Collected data
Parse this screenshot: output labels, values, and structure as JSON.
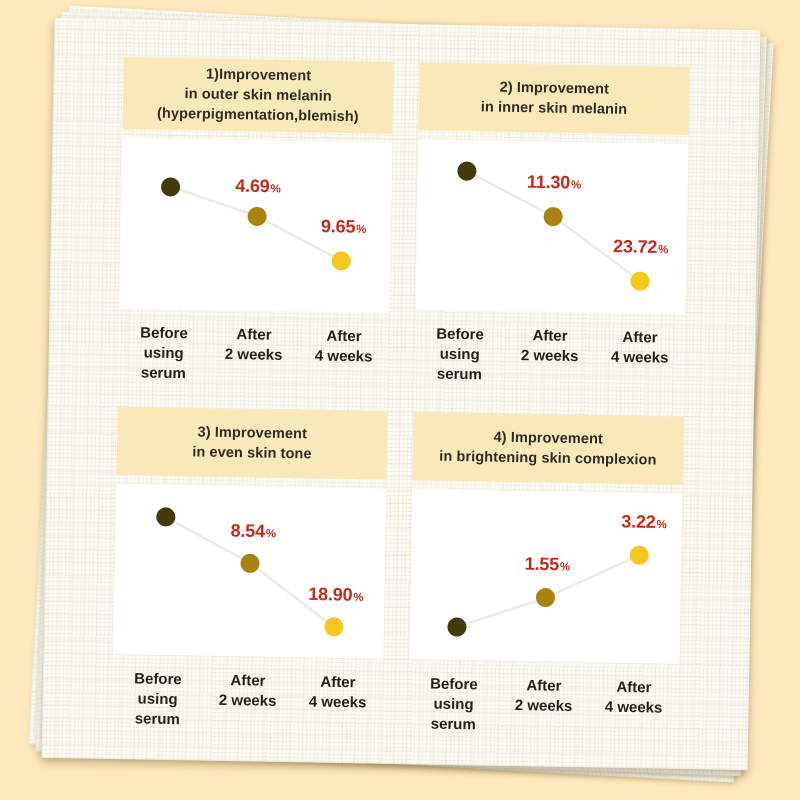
{
  "page": {
    "background_color": "#fde9bc",
    "paper_color": "#fcfbf4"
  },
  "palette": {
    "header_bg": "#f9e9b9",
    "title_color": "#2e2a22",
    "percent_label_color": "#c62a1c",
    "dot_colors": [
      "#423a0c",
      "#a9830e",
      "#f5c81d"
    ],
    "trend_line_color": "#edebe3"
  },
  "axis_labels": [
    "Before\nusing\nserum",
    "After\n2 weeks",
    "After\n4 weeks"
  ],
  "chart_data": [
    {
      "type": "line",
      "title": "1)Improvement\nin outer skin melanin\n(hyperpigmentation,blemish)",
      "categories": [
        "Before using serum",
        "After 2 weeks",
        "After 4 weeks"
      ],
      "trend": "decreasing",
      "improvements": [
        {
          "category": "After 2 weeks",
          "value": "4.69",
          "unit": "%",
          "x": 50.5,
          "y": 27
        },
        {
          "category": "After 4 weeks",
          "value": "9.65",
          "unit": "%",
          "x": 82.5,
          "y": 50
        }
      ],
      "points": [
        {
          "x": 18,
          "y": 28
        },
        {
          "x": 50.4,
          "y": 44.5
        },
        {
          "x": 82,
          "y": 70
        }
      ]
    },
    {
      "type": "line",
      "title": "2) Improvement\nin inner skin melanin",
      "categories": [
        "Before using serum",
        "After 2 weeks",
        "After 4 weeks"
      ],
      "trend": "decreasing",
      "improvements": [
        {
          "category": "After 2 weeks",
          "value": "11.30",
          "unit": "%",
          "x": 50.5,
          "y": 24
        },
        {
          "category": "After 4 weeks",
          "value": "23.72",
          "unit": "%",
          "x": 83,
          "y": 61
        }
      ],
      "points": [
        {
          "x": 18,
          "y": 18
        },
        {
          "x": 50.4,
          "y": 44
        },
        {
          "x": 83,
          "y": 81
        }
      ]
    },
    {
      "type": "line",
      "title": "3) Improvement\nin even skin tone",
      "categories": [
        "Before using serum",
        "After 2 weeks",
        "After 4 weeks"
      ],
      "trend": "decreasing",
      "improvements": [
        {
          "category": "After 2 weeks",
          "value": "8.54",
          "unit": "%",
          "x": 51,
          "y": 26.5
        },
        {
          "category": "After 4 weeks",
          "value": "18.90",
          "unit": "%",
          "x": 82,
          "y": 63
        }
      ],
      "points": [
        {
          "x": 18.5,
          "y": 19
        },
        {
          "x": 50,
          "y": 45
        },
        {
          "x": 81.5,
          "y": 82
        }
      ]
    },
    {
      "type": "line",
      "title": "4) Improvement\nin brightening skin complexion",
      "categories": [
        "Before using serum",
        "After 2 weeks",
        "After 4 weeks"
      ],
      "trend": "increasing",
      "improvements": [
        {
          "category": "After 2 weeks",
          "value": "1.55",
          "unit": "%",
          "x": 50.5,
          "y": 43
        },
        {
          "category": "After 4 weeks",
          "value": "3.22",
          "unit": "%",
          "x": 86,
          "y": 17
        }
      ],
      "points": [
        {
          "x": 17.5,
          "y": 80.5
        },
        {
          "x": 50,
          "y": 62.5
        },
        {
          "x": 84.5,
          "y": 36.5
        }
      ]
    }
  ]
}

SET PROBLEM:
Collect each line above holding the string "skin".

RESULT OF THIS EXERCISE:
      "title": "1)Improvement\nin outer skin melanin\n(hyperpigmentation,blemish)",
      "title": "2) Improvement\nin inner skin melanin",
      "title": "3) Improvement\nin even skin tone",
      "title": "4) Improvement\nin brightening skin complexion",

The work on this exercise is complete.